*Instructions to follow*:
In your copy, leave out the pictures; write out all the data exactly.
** start of Records shown **
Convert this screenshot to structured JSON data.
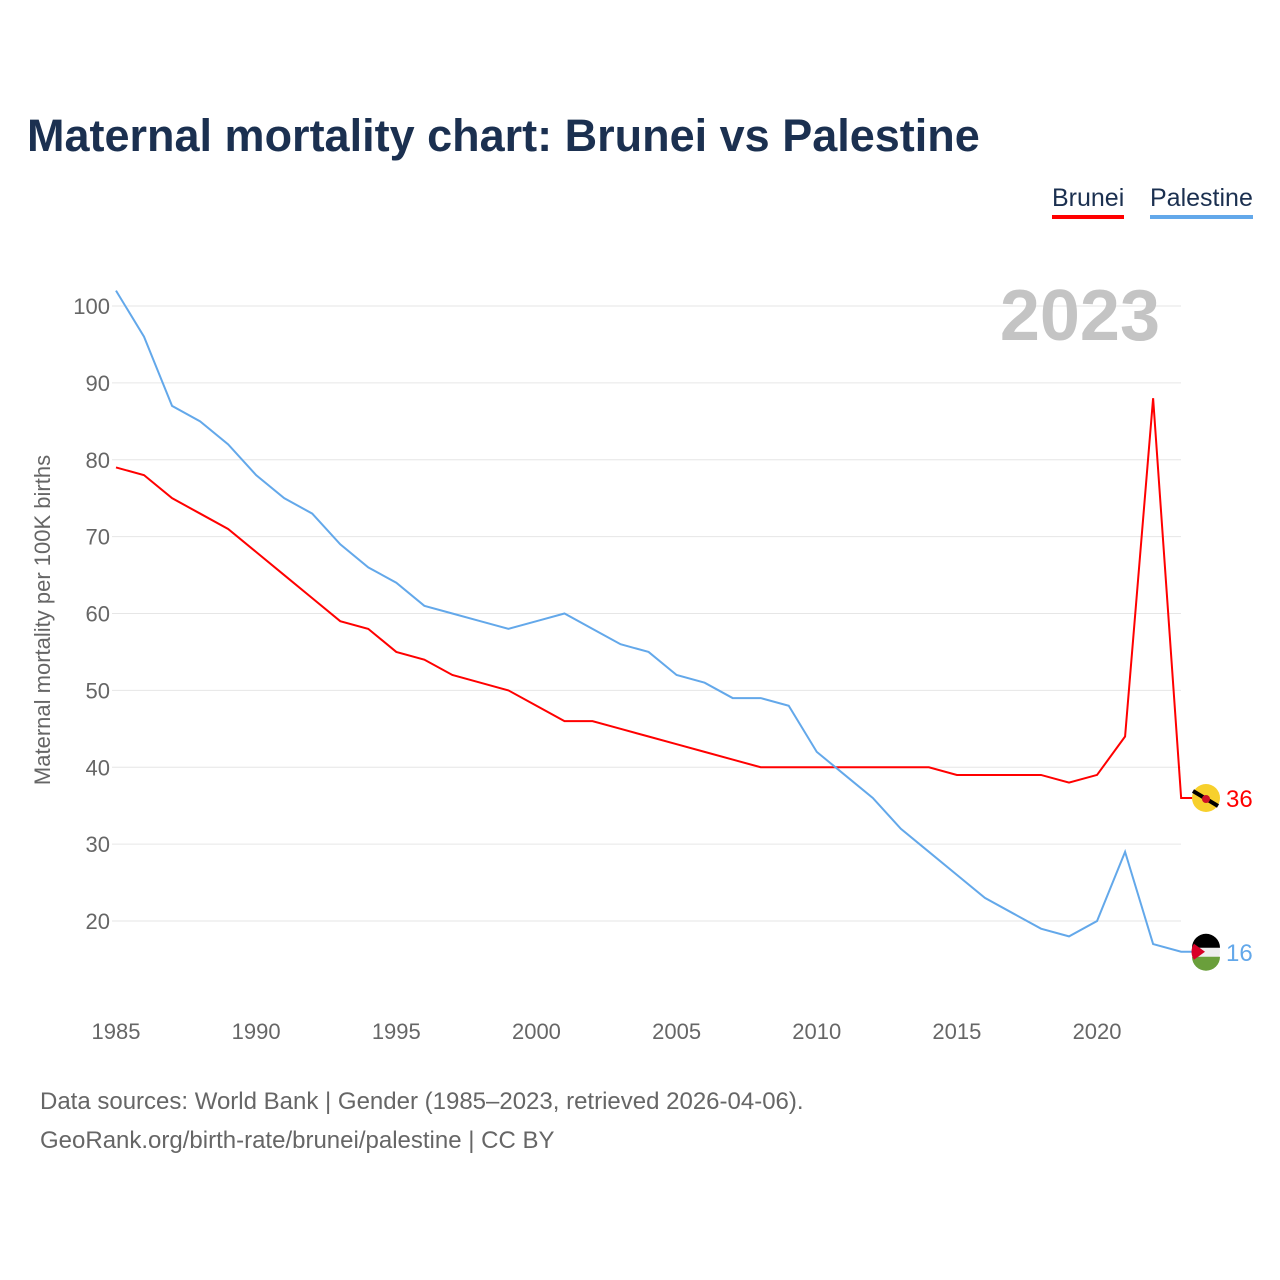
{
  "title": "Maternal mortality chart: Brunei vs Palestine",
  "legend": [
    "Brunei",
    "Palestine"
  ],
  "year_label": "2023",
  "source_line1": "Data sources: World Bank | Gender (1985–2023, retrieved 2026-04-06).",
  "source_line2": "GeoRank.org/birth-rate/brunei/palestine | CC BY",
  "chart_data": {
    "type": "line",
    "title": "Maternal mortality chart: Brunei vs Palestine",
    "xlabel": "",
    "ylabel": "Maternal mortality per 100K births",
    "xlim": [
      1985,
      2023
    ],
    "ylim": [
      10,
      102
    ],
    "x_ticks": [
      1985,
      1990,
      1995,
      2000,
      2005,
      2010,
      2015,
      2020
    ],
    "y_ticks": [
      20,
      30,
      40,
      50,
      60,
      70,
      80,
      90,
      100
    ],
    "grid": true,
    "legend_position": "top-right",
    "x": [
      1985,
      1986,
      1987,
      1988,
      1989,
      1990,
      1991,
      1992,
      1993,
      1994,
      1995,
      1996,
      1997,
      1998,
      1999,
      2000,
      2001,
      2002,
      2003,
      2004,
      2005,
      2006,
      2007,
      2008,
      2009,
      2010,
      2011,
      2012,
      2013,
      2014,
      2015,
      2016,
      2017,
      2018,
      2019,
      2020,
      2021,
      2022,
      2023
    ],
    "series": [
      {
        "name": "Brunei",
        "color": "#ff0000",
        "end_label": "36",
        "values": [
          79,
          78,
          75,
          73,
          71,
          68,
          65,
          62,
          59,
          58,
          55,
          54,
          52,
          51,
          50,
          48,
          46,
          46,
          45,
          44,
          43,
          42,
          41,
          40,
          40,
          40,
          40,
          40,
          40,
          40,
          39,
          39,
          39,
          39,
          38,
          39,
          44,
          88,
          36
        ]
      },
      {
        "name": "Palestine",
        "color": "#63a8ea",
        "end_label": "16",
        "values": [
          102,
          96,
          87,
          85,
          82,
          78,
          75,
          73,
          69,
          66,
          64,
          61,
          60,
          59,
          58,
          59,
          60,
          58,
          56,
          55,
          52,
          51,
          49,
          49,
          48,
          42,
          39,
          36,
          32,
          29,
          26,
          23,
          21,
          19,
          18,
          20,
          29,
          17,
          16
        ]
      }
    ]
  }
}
** end of Records shown **
*Full answer*:
Convert this screenshot to structured JSON data.
{
  "title": "Maternal mortality chart: Brunei vs Palestine",
  "legend": [
    "Brunei",
    "Palestine"
  ],
  "year_label": "2023",
  "source_line1": "Data sources: World Bank | Gender (1985–2023, retrieved 2026-04-06).",
  "source_line2": "GeoRank.org/birth-rate/brunei/palestine | CC BY",
  "chart_data": {
    "type": "line",
    "title": "Maternal mortality chart: Brunei vs Palestine",
    "xlabel": "",
    "ylabel": "Maternal mortality per 100K births",
    "xlim": [
      1985,
      2023
    ],
    "ylim": [
      10,
      102
    ],
    "x_ticks": [
      1985,
      1990,
      1995,
      2000,
      2005,
      2010,
      2015,
      2020
    ],
    "y_ticks": [
      20,
      30,
      40,
      50,
      60,
      70,
      80,
      90,
      100
    ],
    "grid": true,
    "legend_position": "top-right",
    "x": [
      1985,
      1986,
      1987,
      1988,
      1989,
      1990,
      1991,
      1992,
      1993,
      1994,
      1995,
      1996,
      1997,
      1998,
      1999,
      2000,
      2001,
      2002,
      2003,
      2004,
      2005,
      2006,
      2007,
      2008,
      2009,
      2010,
      2011,
      2012,
      2013,
      2014,
      2015,
      2016,
      2017,
      2018,
      2019,
      2020,
      2021,
      2022,
      2023
    ],
    "series": [
      {
        "name": "Brunei",
        "color": "#ff0000",
        "end_label": "36",
        "values": [
          79,
          78,
          75,
          73,
          71,
          68,
          65,
          62,
          59,
          58,
          55,
          54,
          52,
          51,
          50,
          48,
          46,
          46,
          45,
          44,
          43,
          42,
          41,
          40,
          40,
          40,
          40,
          40,
          40,
          40,
          39,
          39,
          39,
          39,
          38,
          39,
          44,
          88,
          36
        ]
      },
      {
        "name": "Palestine",
        "color": "#63a8ea",
        "end_label": "16",
        "values": [
          102,
          96,
          87,
          85,
          82,
          78,
          75,
          73,
          69,
          66,
          64,
          61,
          60,
          59,
          58,
          59,
          60,
          58,
          56,
          55,
          52,
          51,
          49,
          49,
          48,
          42,
          39,
          36,
          32,
          29,
          26,
          23,
          21,
          19,
          18,
          20,
          29,
          17,
          16
        ]
      }
    ]
  }
}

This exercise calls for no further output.